--- start of ENTRIES SHOWN ---
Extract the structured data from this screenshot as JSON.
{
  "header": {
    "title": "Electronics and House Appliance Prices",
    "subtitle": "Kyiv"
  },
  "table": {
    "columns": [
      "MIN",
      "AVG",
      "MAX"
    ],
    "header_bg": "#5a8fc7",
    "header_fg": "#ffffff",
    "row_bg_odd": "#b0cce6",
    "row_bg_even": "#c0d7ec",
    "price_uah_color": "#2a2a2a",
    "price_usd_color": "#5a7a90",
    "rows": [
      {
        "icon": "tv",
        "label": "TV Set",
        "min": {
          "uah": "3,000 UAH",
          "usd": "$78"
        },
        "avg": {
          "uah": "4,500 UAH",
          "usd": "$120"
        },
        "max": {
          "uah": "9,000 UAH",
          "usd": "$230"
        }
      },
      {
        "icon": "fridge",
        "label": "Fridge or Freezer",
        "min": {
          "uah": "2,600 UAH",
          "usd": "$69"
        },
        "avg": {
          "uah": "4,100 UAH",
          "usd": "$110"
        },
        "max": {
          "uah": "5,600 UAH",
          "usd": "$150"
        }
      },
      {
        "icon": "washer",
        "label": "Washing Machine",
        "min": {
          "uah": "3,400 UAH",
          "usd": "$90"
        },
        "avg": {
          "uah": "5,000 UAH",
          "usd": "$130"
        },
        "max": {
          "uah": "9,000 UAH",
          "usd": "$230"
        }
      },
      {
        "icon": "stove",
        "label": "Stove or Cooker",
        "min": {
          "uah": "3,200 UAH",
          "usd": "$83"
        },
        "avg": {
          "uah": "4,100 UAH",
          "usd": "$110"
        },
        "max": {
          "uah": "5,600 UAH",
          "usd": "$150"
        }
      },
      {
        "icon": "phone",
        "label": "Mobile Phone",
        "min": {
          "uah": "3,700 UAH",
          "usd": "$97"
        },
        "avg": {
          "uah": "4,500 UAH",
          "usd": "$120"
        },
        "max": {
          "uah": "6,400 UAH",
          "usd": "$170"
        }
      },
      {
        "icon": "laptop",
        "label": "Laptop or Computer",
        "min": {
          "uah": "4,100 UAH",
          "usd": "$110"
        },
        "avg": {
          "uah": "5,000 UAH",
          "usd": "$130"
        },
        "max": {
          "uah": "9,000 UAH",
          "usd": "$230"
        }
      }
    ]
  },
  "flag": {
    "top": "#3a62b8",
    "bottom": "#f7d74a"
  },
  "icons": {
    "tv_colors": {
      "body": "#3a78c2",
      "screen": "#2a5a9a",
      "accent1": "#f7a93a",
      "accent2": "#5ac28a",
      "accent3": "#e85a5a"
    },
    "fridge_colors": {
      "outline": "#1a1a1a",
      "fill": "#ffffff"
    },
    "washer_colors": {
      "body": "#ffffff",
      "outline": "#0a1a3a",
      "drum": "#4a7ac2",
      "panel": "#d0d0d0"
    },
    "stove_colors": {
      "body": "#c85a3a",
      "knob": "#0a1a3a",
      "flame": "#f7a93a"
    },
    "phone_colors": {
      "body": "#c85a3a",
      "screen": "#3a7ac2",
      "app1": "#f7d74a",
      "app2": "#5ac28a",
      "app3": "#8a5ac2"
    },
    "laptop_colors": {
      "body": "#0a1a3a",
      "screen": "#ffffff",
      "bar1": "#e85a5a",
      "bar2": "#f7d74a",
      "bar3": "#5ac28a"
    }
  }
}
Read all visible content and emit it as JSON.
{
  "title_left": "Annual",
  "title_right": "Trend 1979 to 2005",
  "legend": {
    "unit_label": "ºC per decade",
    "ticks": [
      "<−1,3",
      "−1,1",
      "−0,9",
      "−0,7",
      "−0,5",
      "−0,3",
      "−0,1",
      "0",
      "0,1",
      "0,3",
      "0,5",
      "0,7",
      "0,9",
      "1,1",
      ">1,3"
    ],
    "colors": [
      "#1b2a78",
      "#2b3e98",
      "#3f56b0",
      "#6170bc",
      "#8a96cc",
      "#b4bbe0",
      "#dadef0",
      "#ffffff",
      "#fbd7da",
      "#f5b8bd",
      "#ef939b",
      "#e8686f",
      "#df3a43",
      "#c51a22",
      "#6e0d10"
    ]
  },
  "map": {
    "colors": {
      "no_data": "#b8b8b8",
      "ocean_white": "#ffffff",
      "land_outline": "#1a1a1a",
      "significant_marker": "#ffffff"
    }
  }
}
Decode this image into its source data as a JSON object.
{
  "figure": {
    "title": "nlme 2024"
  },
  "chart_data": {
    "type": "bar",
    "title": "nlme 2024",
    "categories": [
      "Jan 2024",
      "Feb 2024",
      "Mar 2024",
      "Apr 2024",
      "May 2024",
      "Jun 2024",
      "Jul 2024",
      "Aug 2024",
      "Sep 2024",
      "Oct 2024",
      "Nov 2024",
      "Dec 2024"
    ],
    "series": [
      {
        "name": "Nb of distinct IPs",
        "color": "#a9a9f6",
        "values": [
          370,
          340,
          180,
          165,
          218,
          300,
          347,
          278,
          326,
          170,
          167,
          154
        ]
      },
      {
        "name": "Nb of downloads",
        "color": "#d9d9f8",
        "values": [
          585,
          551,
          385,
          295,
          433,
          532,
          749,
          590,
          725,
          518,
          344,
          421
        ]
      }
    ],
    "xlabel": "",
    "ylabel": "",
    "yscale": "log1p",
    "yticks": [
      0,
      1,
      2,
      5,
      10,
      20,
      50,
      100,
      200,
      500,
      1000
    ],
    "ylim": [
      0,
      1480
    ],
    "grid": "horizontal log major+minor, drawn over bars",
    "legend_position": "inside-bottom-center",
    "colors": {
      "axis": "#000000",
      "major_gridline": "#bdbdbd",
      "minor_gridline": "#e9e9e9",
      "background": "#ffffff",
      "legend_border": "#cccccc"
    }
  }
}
--- end of ENTRIES SHOWN ---
• [WHAT THIS TASK INVOLVES] Output all of the data again. Match it exactly.

• [ANSWER TO THE TASK]
Extract the structured data from this screenshot as JSON.
{
  "header": {
    "title": "Electronics and House Appliance Prices",
    "subtitle": "Kyiv"
  },
  "table": {
    "columns": [
      "MIN",
      "AVG",
      "MAX"
    ],
    "header_bg": "#5a8fc7",
    "header_fg": "#ffffff",
    "row_bg_odd": "#b0cce6",
    "row_bg_even": "#c0d7ec",
    "price_uah_color": "#2a2a2a",
    "price_usd_color": "#5a7a90",
    "rows": [
      {
        "icon": "tv",
        "label": "TV Set",
        "min": {
          "uah": "3,000 UAH",
          "usd": "$78"
        },
        "avg": {
          "uah": "4,500 UAH",
          "usd": "$120"
        },
        "max": {
          "uah": "9,000 UAH",
          "usd": "$230"
        }
      },
      {
        "icon": "fridge",
        "label": "Fridge or Freezer",
        "min": {
          "uah": "2,600 UAH",
          "usd": "$69"
        },
        "avg": {
          "uah": "4,100 UAH",
          "usd": "$110"
        },
        "max": {
          "uah": "5,600 UAH",
          "usd": "$150"
        }
      },
      {
        "icon": "washer",
        "label": "Washing Machine",
        "min": {
          "uah": "3,400 UAH",
          "usd": "$90"
        },
        "avg": {
          "uah": "5,000 UAH",
          "usd": "$130"
        },
        "max": {
          "uah": "9,000 UAH",
          "usd": "$230"
        }
      },
      {
        "icon": "stove",
        "label": "Stove or Cooker",
        "min": {
          "uah": "3,200 UAH",
          "usd": "$83"
        },
        "avg": {
          "uah": "4,100 UAH",
          "usd": "$110"
        },
        "max": {
          "uah": "5,600 UAH",
          "usd": "$150"
        }
      },
      {
        "icon": "phone",
        "label": "Mobile Phone",
        "min": {
          "uah": "3,700 UAH",
          "usd": "$97"
        },
        "avg": {
          "uah": "4,500 UAH",
          "usd": "$120"
        },
        "max": {
          "uah": "6,400 UAH",
          "usd": "$170"
        }
      },
      {
        "icon": "laptop",
        "label": "Laptop or Computer",
        "min": {
          "uah": "4,100 UAH",
          "usd": "$110"
        },
        "avg": {
          "uah": "5,000 UAH",
          "usd": "$130"
        },
        "max": {
          "uah": "9,000 UAH",
          "usd": "$230"
        }
      }
    ]
  },
  "flag": {
    "top": "#3a62b8",
    "bottom": "#f7d74a"
  },
  "icons": {
    "tv_colors": {
      "body": "#3a78c2",
      "screen": "#2a5a9a",
      "accent1": "#f7a93a",
      "accent2": "#5ac28a",
      "accent3": "#e85a5a"
    },
    "fridge_colors": {
      "outline": "#1a1a1a",
      "fill": "#ffffff"
    },
    "washer_colors": {
      "body": "#ffffff",
      "outline": "#0a1a3a",
      "drum": "#4a7ac2",
      "panel": "#d0d0d0"
    },
    "stove_colors": {
      "body": "#c85a3a",
      "knob": "#0a1a3a",
      "flame": "#f7a93a"
    },
    "phone_colors": {
      "body": "#c85a3a",
      "screen": "#3a7ac2",
      "app1": "#f7d74a",
      "app2": "#5ac28a",
      "app3": "#8a5ac2"
    },
    "laptop_colors": {
      "body": "#0a1a3a",
      "screen": "#ffffff",
      "bar1": "#e85a5a",
      "bar2": "#f7d74a",
      "bar3": "#5ac28a"
    }
  }
}
Read all visible content and emit it as JSON.
{
  "title_left": "Annual",
  "title_right": "Trend 1979 to 2005",
  "legend": {
    "unit_label": "ºC per decade",
    "ticks": [
      "<−1,3",
      "−1,1",
      "−0,9",
      "−0,7",
      "−0,5",
      "−0,3",
      "−0,1",
      "0",
      "0,1",
      "0,3",
      "0,5",
      "0,7",
      "0,9",
      "1,1",
      ">1,3"
    ],
    "colors": [
      "#1b2a78",
      "#2b3e98",
      "#3f56b0",
      "#6170bc",
      "#8a96cc",
      "#b4bbe0",
      "#dadef0",
      "#ffffff",
      "#fbd7da",
      "#f5b8bd",
      "#ef939b",
      "#e8686f",
      "#df3a43",
      "#c51a22",
      "#6e0d10"
    ]
  },
  "map": {
    "colors": {
      "no_data": "#b8b8b8",
      "ocean_white": "#ffffff",
      "land_outline": "#1a1a1a",
      "significant_marker": "#ffffff"
    }
  }
}
Decode this image into its source data as a JSON object.
{
  "figure": {
    "title": "nlme 2024"
  },
  "chart_data": {
    "type": "bar",
    "title": "nlme 2024",
    "categories": [
      "Jan 2024",
      "Feb 2024",
      "Mar 2024",
      "Apr 2024",
      "May 2024",
      "Jun 2024",
      "Jul 2024",
      "Aug 2024",
      "Sep 2024",
      "Oct 2024",
      "Nov 2024",
      "Dec 2024"
    ],
    "series": [
      {
        "name": "Nb of distinct IPs",
        "color": "#a9a9f6",
        "values": [
          370,
          340,
          180,
          165,
          218,
          300,
          347,
          278,
          326,
          170,
          167,
          154
        ]
      },
      {
        "name": "Nb of downloads",
        "color": "#d9d9f8",
        "values": [
          585,
          551,
          385,
          295,
          433,
          532,
          749,
          590,
          725,
          518,
          344,
          421
        ]
      }
    ],
    "xlabel": "",
    "ylabel": "",
    "yscale": "log1p",
    "yticks": [
      0,
      1,
      2,
      5,
      10,
      20,
      50,
      100,
      200,
      500,
      1000
    ],
    "ylim": [
      0,
      1480
    ],
    "grid": "horizontal log major+minor, drawn over bars",
    "legend_position": "inside-bottom-center",
    "colors": {
      "axis": "#000000",
      "major_gridline": "#bdbdbd",
      "minor_gridline": "#e9e9e9",
      "background": "#ffffff",
      "legend_border": "#cccccc"
    }
  }
}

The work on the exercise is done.